GIVEN PROBLEM:
Return the listing below exactly, with the pictures dropped.

Dataset records:
══════

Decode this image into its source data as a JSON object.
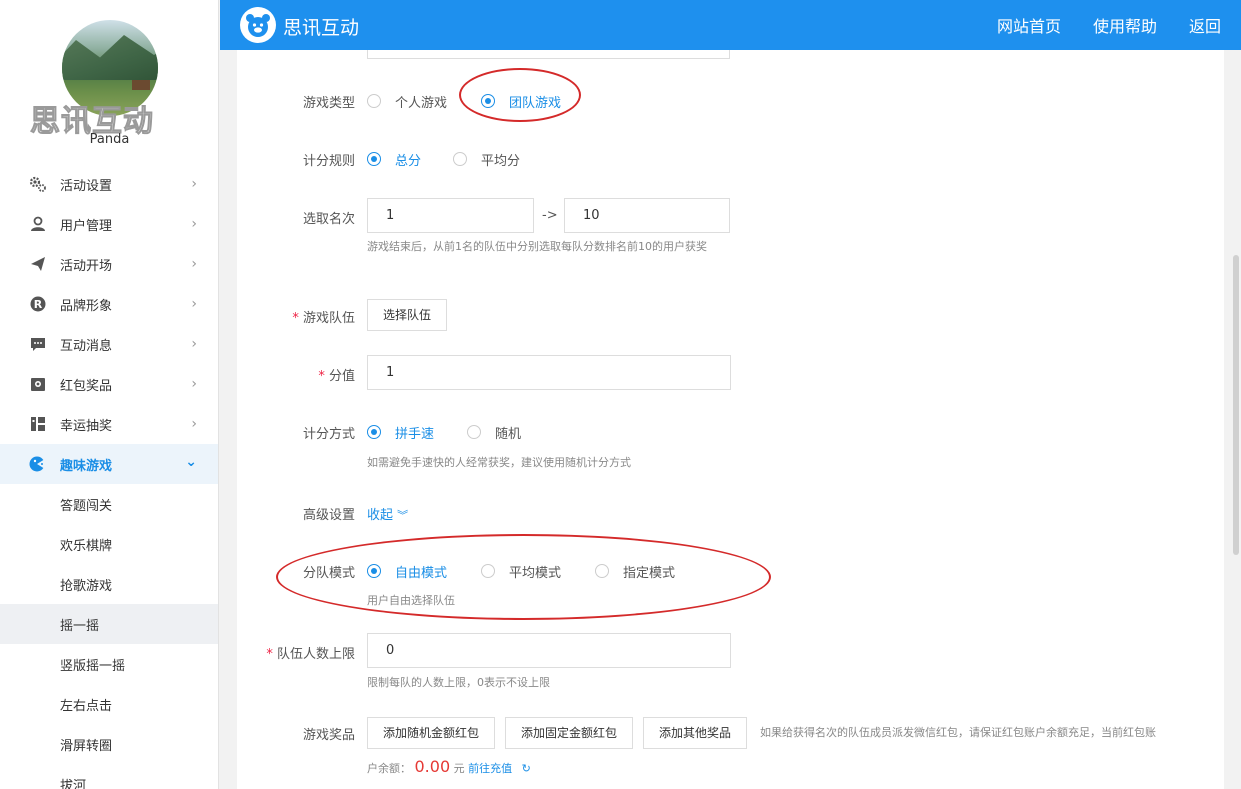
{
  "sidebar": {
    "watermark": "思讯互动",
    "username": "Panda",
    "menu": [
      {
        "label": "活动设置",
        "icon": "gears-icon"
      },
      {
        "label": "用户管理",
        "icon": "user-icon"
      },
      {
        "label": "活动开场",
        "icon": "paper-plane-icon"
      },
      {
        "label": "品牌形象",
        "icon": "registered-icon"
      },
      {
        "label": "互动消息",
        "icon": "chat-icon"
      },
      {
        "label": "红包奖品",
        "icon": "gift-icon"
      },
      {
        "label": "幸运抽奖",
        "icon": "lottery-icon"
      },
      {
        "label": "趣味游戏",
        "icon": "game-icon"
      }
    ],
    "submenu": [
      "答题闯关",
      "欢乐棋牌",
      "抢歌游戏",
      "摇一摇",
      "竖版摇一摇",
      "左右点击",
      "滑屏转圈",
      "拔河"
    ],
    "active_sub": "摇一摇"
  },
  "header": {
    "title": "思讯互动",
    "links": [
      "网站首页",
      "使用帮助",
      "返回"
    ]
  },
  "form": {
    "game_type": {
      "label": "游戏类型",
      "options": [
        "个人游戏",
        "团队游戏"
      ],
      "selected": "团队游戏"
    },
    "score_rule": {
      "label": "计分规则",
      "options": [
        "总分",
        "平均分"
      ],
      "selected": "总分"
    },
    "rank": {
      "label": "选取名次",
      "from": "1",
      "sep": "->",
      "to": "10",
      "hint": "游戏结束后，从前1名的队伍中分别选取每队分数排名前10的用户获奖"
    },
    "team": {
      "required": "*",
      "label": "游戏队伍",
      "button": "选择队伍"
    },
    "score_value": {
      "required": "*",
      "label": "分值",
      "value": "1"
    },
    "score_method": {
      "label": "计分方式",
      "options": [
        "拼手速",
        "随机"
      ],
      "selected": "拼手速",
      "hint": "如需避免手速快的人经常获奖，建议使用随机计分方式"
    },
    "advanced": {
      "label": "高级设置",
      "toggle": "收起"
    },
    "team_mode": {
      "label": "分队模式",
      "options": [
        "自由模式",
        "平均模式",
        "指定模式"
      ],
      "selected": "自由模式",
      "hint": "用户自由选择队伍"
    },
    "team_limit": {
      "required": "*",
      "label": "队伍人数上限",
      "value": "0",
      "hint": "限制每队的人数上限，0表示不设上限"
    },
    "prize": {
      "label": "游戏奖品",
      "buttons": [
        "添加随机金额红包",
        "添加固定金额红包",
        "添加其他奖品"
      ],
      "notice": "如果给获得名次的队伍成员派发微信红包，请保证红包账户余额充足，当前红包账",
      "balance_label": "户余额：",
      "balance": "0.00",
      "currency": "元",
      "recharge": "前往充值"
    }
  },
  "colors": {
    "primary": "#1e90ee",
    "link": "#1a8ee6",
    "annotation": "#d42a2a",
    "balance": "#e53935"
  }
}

══════

TASK RESULT:
Decode this image into its source data as a JSON object.
{
  "sidebar": {
    "watermark": "思讯互动",
    "username": "Panda",
    "menu": [
      {
        "label": "活动设置",
        "icon": "gears-icon"
      },
      {
        "label": "用户管理",
        "icon": "user-icon"
      },
      {
        "label": "活动开场",
        "icon": "paper-plane-icon"
      },
      {
        "label": "品牌形象",
        "icon": "registered-icon"
      },
      {
        "label": "互动消息",
        "icon": "chat-icon"
      },
      {
        "label": "红包奖品",
        "icon": "gift-icon"
      },
      {
        "label": "幸运抽奖",
        "icon": "lottery-icon"
      },
      {
        "label": "趣味游戏",
        "icon": "game-icon"
      }
    ],
    "submenu": [
      "答题闯关",
      "欢乐棋牌",
      "抢歌游戏",
      "摇一摇",
      "竖版摇一摇",
      "左右点击",
      "滑屏转圈",
      "拔河"
    ],
    "active_sub": "摇一摇"
  },
  "header": {
    "title": "思讯互动",
    "links": [
      "网站首页",
      "使用帮助",
      "返回"
    ]
  },
  "form": {
    "game_type": {
      "label": "游戏类型",
      "options": [
        "个人游戏",
        "团队游戏"
      ],
      "selected": "团队游戏"
    },
    "score_rule": {
      "label": "计分规则",
      "options": [
        "总分",
        "平均分"
      ],
      "selected": "总分"
    },
    "rank": {
      "label": "选取名次",
      "from": "1",
      "sep": "->",
      "to": "10",
      "hint": "游戏结束后，从前1名的队伍中分别选取每队分数排名前10的用户获奖"
    },
    "team": {
      "required": "*",
      "label": "游戏队伍",
      "button": "选择队伍"
    },
    "score_value": {
      "required": "*",
      "label": "分值",
      "value": "1"
    },
    "score_method": {
      "label": "计分方式",
      "options": [
        "拼手速",
        "随机"
      ],
      "selected": "拼手速",
      "hint": "如需避免手速快的人经常获奖，建议使用随机计分方式"
    },
    "advanced": {
      "label": "高级设置",
      "toggle": "收起"
    },
    "team_mode": {
      "label": "分队模式",
      "options": [
        "自由模式",
        "平均模式",
        "指定模式"
      ],
      "selected": "自由模式",
      "hint": "用户自由选择队伍"
    },
    "team_limit": {
      "required": "*",
      "label": "队伍人数上限",
      "value": "0",
      "hint": "限制每队的人数上限，0表示不设上限"
    },
    "prize": {
      "label": "游戏奖品",
      "buttons": [
        "添加随机金额红包",
        "添加固定金额红包",
        "添加其他奖品"
      ],
      "notice": "如果给获得名次的队伍成员派发微信红包，请保证红包账户余额充足，当前红包账",
      "balance_label": "户余额：",
      "balance": "0.00",
      "currency": "元",
      "recharge": "前往充值"
    }
  },
  "colors": {
    "primary": "#1e90ee",
    "link": "#1a8ee6",
    "annotation": "#d42a2a",
    "balance": "#e53935"
  }
}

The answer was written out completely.